STATED PROBLEM: How many lines in the records below contain the string "Resistance"? Reply with the number alone.

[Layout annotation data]
** Begin **

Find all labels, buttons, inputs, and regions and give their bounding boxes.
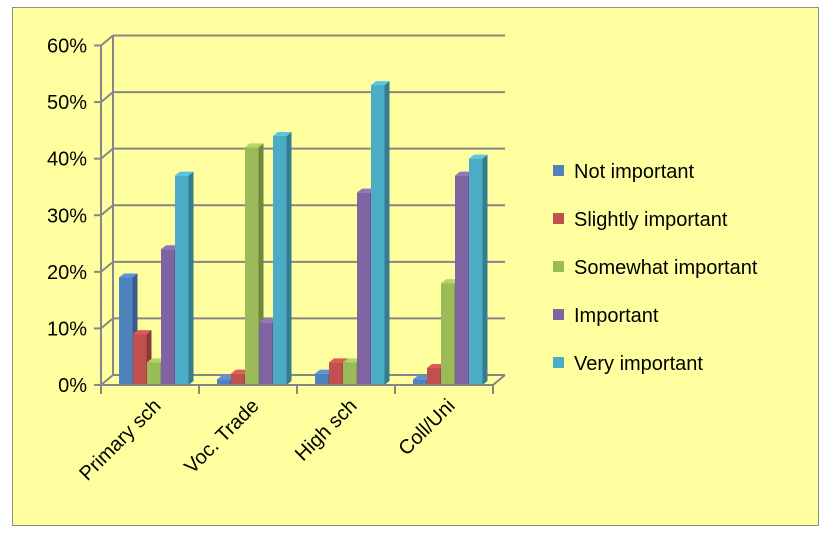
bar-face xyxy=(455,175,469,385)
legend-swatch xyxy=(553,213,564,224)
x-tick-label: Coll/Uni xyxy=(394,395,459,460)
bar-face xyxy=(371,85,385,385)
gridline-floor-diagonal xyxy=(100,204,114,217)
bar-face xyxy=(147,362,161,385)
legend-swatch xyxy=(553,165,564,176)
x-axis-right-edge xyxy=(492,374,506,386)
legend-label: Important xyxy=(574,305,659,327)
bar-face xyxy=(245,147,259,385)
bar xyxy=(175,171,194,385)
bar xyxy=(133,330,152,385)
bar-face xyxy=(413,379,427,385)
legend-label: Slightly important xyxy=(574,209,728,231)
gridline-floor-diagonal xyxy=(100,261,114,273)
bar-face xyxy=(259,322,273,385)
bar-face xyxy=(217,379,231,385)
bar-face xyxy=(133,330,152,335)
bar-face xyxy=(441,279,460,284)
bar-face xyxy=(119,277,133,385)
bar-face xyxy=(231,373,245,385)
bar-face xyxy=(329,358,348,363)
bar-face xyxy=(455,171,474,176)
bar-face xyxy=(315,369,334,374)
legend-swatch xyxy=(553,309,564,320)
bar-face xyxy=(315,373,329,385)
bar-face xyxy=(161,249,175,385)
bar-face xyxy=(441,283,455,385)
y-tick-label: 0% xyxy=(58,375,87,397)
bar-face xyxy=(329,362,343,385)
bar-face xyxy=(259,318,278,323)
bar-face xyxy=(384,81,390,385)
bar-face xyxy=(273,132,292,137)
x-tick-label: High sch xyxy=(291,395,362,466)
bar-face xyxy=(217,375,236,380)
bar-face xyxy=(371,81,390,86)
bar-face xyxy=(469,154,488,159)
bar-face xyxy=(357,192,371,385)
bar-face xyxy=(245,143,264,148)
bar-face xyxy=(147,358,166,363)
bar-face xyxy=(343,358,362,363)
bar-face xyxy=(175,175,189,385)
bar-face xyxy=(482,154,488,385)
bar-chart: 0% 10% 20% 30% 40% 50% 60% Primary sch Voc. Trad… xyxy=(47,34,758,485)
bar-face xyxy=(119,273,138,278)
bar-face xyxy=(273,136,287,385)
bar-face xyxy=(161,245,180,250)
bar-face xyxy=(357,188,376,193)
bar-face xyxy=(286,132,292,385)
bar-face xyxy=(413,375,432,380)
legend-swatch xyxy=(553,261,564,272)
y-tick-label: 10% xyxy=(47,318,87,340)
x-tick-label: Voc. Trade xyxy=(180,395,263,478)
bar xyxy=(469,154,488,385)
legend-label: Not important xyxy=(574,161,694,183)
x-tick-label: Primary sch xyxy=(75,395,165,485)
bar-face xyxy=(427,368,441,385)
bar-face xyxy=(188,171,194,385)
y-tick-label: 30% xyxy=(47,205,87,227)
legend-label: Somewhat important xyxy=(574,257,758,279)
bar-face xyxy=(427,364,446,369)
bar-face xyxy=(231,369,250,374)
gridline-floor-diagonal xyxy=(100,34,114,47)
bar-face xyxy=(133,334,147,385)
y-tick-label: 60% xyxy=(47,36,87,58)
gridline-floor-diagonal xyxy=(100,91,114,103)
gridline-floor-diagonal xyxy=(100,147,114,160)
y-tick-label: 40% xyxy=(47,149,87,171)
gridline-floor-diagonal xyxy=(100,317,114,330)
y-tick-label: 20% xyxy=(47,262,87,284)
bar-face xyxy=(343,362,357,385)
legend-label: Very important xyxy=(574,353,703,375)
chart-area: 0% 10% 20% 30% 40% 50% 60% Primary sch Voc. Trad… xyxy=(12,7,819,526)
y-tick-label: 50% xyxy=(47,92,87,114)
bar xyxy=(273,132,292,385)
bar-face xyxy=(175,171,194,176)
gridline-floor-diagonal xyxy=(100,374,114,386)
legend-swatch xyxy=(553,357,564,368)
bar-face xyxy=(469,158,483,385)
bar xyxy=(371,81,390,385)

** End **
** Begin **

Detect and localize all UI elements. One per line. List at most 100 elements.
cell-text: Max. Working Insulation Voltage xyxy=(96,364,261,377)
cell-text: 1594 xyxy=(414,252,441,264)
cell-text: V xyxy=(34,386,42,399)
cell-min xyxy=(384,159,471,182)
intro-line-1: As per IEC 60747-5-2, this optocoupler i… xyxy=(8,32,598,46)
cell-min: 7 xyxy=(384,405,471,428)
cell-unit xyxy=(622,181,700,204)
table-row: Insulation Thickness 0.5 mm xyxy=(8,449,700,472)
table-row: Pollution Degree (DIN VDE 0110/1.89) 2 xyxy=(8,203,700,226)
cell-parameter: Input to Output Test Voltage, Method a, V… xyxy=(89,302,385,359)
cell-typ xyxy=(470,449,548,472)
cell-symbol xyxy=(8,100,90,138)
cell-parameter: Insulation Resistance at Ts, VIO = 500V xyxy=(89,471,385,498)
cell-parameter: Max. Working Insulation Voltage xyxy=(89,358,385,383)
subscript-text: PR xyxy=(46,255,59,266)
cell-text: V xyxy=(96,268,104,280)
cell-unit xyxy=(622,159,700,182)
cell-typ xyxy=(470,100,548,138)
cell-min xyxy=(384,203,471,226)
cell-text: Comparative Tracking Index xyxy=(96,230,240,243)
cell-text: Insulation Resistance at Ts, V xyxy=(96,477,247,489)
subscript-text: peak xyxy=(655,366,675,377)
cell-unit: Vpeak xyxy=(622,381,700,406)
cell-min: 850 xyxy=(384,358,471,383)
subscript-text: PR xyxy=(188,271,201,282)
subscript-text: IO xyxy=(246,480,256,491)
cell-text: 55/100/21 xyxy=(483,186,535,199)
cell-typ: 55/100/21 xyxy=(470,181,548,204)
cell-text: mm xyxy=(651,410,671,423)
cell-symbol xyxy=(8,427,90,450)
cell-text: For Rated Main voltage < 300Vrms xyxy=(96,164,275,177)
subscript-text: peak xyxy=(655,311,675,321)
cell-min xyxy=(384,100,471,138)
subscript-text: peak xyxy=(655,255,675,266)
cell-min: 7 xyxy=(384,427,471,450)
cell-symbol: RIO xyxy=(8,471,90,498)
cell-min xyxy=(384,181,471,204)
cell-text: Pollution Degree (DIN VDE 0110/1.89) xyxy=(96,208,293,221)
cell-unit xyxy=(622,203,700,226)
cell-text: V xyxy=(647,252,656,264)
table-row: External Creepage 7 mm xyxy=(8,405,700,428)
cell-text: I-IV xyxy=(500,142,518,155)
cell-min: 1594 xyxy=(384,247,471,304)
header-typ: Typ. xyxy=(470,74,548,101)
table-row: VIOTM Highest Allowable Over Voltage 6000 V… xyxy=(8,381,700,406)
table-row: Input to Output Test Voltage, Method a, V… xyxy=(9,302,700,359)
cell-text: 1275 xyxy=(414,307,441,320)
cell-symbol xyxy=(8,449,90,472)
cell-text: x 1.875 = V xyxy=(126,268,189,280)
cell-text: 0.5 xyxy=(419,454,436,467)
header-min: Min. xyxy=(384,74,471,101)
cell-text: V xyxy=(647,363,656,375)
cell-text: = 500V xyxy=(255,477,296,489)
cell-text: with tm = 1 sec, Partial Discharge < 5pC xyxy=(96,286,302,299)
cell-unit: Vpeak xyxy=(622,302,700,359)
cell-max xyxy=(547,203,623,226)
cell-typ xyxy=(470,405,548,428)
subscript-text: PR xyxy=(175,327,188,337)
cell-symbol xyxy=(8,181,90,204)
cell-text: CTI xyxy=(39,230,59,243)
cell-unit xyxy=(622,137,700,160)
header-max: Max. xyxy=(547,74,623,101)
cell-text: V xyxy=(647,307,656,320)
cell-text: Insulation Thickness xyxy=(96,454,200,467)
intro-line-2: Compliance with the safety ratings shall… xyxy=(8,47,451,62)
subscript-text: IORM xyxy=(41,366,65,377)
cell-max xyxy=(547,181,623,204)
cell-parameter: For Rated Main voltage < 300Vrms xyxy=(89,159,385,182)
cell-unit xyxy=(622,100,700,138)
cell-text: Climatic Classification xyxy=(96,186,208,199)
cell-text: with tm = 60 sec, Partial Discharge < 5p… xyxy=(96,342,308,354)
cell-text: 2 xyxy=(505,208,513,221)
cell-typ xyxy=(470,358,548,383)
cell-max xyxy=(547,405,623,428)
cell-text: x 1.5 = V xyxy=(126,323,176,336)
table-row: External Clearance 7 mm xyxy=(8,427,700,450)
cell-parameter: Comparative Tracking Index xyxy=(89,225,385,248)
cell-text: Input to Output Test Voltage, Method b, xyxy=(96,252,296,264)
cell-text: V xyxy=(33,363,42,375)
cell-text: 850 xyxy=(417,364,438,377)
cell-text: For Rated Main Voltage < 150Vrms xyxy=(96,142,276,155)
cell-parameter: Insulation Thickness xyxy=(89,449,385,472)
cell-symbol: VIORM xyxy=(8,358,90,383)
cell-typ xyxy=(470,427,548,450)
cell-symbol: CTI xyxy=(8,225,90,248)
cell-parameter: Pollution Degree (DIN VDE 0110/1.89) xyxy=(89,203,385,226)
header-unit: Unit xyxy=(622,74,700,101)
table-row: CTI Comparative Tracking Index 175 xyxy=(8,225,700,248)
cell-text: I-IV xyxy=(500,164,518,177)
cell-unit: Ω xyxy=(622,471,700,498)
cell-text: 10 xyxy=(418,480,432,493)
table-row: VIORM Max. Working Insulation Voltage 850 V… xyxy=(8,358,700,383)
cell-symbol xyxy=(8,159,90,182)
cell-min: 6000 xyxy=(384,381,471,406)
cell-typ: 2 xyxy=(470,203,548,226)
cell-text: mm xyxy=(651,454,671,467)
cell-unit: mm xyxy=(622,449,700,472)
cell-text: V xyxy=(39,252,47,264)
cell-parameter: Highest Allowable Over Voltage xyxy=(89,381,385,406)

** End **

EXERCISE RESPONSE: 2